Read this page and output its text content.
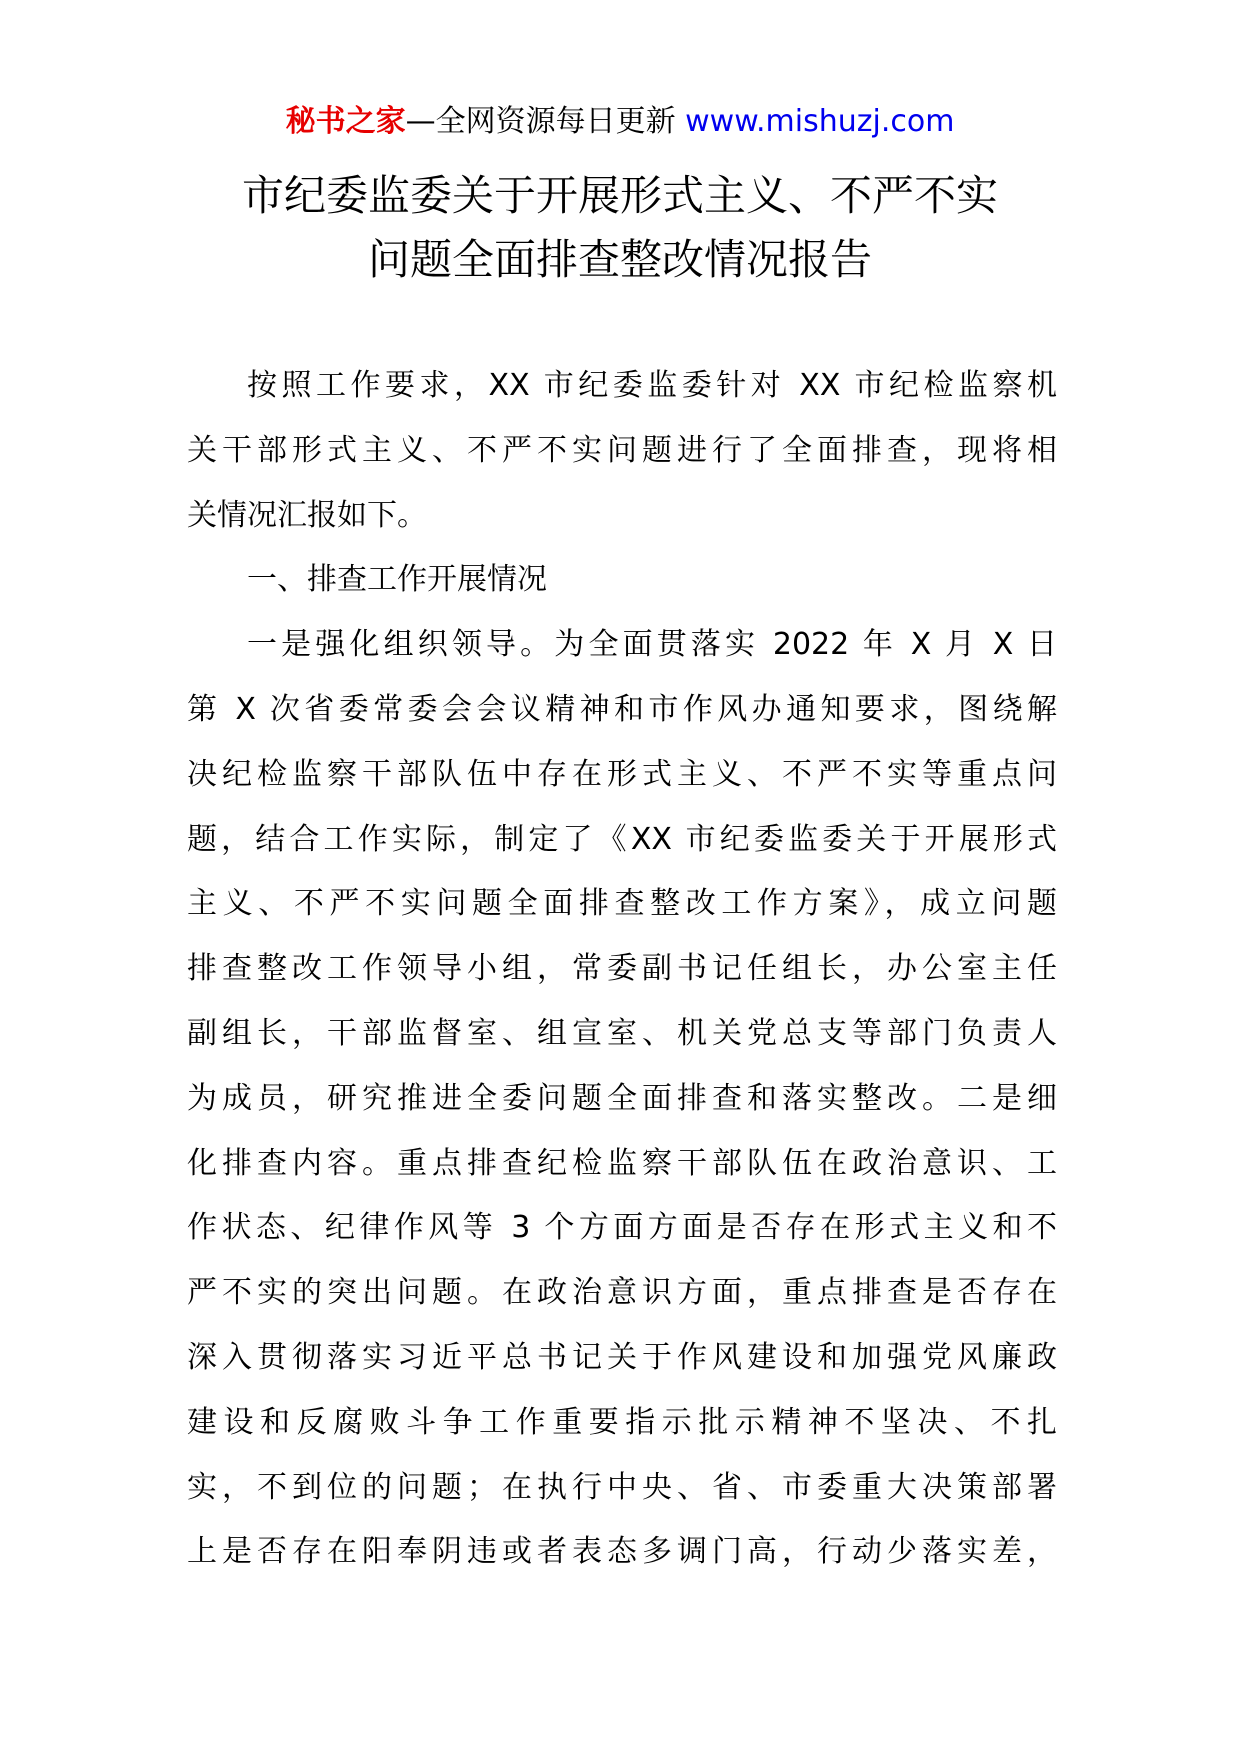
秘书之家—全网资源每日更新 www.mishuzj.com
市纪委监委关于开展形式主义、不严不实
问题全面排查整改情况报告
按照工作要求，XX 市纪委监委针对 XX 市纪检监察机
关干部形式主义、不严不实问题进行了全面排查，现将相
关情况汇报如下。
一、排查工作开展情况
一是强化组织领导。为全面贯落实 2022 年 X 月 X 日
第 X 次省委常委会会议精神和市作风办通知要求，图绕解
决纪检监察干部队伍中存在形式主义、不严不实等重点问
题，结合工作实际，制定了《XX 市纪委监委关于开展形式
主义、不严不实问题全面排查整改工作方案》，成立问题
排查整改工作领导小组，常委副书记任组长，办公室主任
副组长，干部监督室、组宣室、机关党总支等部门负责人
为成员，研究推进全委问题全面排查和落实整改。二是细
化排查内容。重点排查纪检监察干部队伍在政治意识、工
作状态、纪律作风等 3 个方面方面是否存在形式主义和不
严不实的突出问题。在政治意识方面，重点排查是否存在
深入贯彻落实习近平总书记关于作风建设和加强党风廉政
建设和反腐败斗争工作重要指示批示精神不坚决、不扎
实，不到位的问题；在执行中央、省、市委重大决策部署
上是否存在阳奉阴违或者表态多调门高，行动少落实差，
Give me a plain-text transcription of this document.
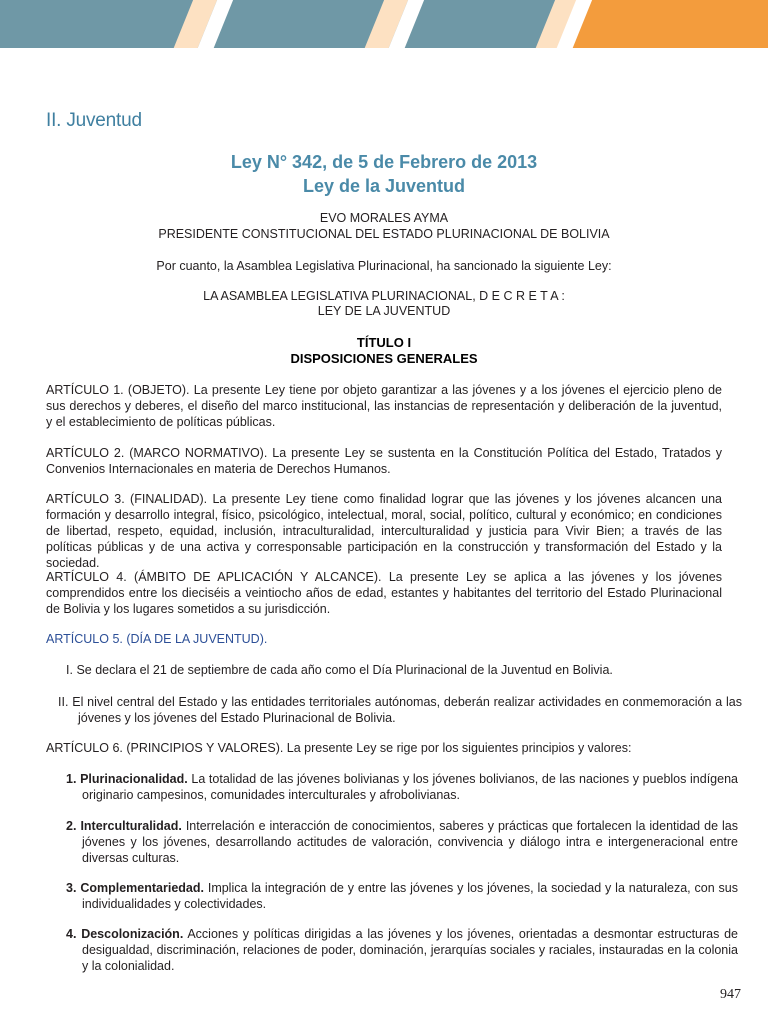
II. Juventud
Ley N° 342, de 5 de Febrero de 2013
Ley de la Juventud
EVO MORALES AYMA
PRESIDENTE CONSTITUCIONAL DEL ESTADO PLURINACIONAL DE BOLIVIA
Por cuanto, la Asamblea Legislativa Plurinacional, ha sancionado la siguiente Ley:
LA ASAMBLEA LEGISLATIVA PLURINACIONAL, D E C R E T A :
LEY DE LA JUVENTUD
TÍTULO I
DISPOSICIONES GENERALES
ARTÍCULO 1. (OBJETO). La presente Ley tiene por objeto garantizar a las jóvenes y a los jóvenes el ejercicio pleno de sus derechos y deberes, el diseño del marco institucional, las instancias de representación y deliberación de la juventud, y el establecimiento de políticas públicas.
ARTÍCULO 2. (MARCO NORMATIVO). La presente Ley se sustenta en la Constitución Política del Estado, Tratados y Convenios Internacionales en materia de Derechos Humanos.
ARTÍCULO 3. (FINALIDAD). La presente Ley tiene como finalidad lograr que las jóvenes y los jóvenes alcancen una formación y desarrollo integral, físico, psicológico, intelectual, moral, social, político, cultural y económico; en condiciones de libertad, respeto, equidad, inclusión, intraculturalidad, interculturalidad y justicia para Vivir Bien; a través de las políticas públicas y de una activa y corresponsable participación en la construcción y transformación del Estado y la sociedad.
ARTÍCULO 4. (ÁMBITO DE APLICACIÓN Y ALCANCE). La presente Ley se aplica a las jóvenes y los jóvenes comprendidos entre los dieciséis a veintiocho años de edad, estantes y habitantes del territorio del Estado Plurinacional de Bolivia y los lugares sometidos a su jurisdicción.
ARTÍCULO 5. (DÍA DE LA JUVENTUD).
I. Se declara el 21 de septiembre de cada año como el Día Plurinacional de la Juventud en Bolivia.
II. El nivel central del Estado y las entidades territoriales autónomas, deberán realizar actividades en conmemoración a las jóvenes y los jóvenes del Estado Plurinacional de Bolivia.
ARTÍCULO 6. (PRINCIPIOS Y VALORES). La presente Ley se rige por los siguientes principios y valores:
1. Plurinacionalidad. La totalidad de las jóvenes bolivianas y los jóvenes bolivianos, de las naciones y pueblos indígena originario campesinos, comunidades interculturales y afrobolivianas.
2. Interculturalidad. Interrelación e interacción de conocimientos, saberes y prácticas que fortalecen la identidad de las jóvenes y los jóvenes, desarrollando actitudes de valoración, convivencia y diálogo intra e intergeneracional entre diversas culturas.
3. Complementariedad. Implica la integración de y entre las jóvenes y los jóvenes, la sociedad y la naturaleza, con sus individualidades y colectividades.
4. Descolonización. Acciones y políticas dirigidas a las jóvenes y los jóvenes, orientadas a desmontar estructuras de desigualdad, discriminación, relaciones de poder, dominación, jerarquías sociales y raciales, instauradas en la colonia y la colonialidad.
947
########
Look through the data and show every line containing "text".

• WRITTEN SOLUTION:
Read this page and output its text content.
Give me a plain-text transcription of this document.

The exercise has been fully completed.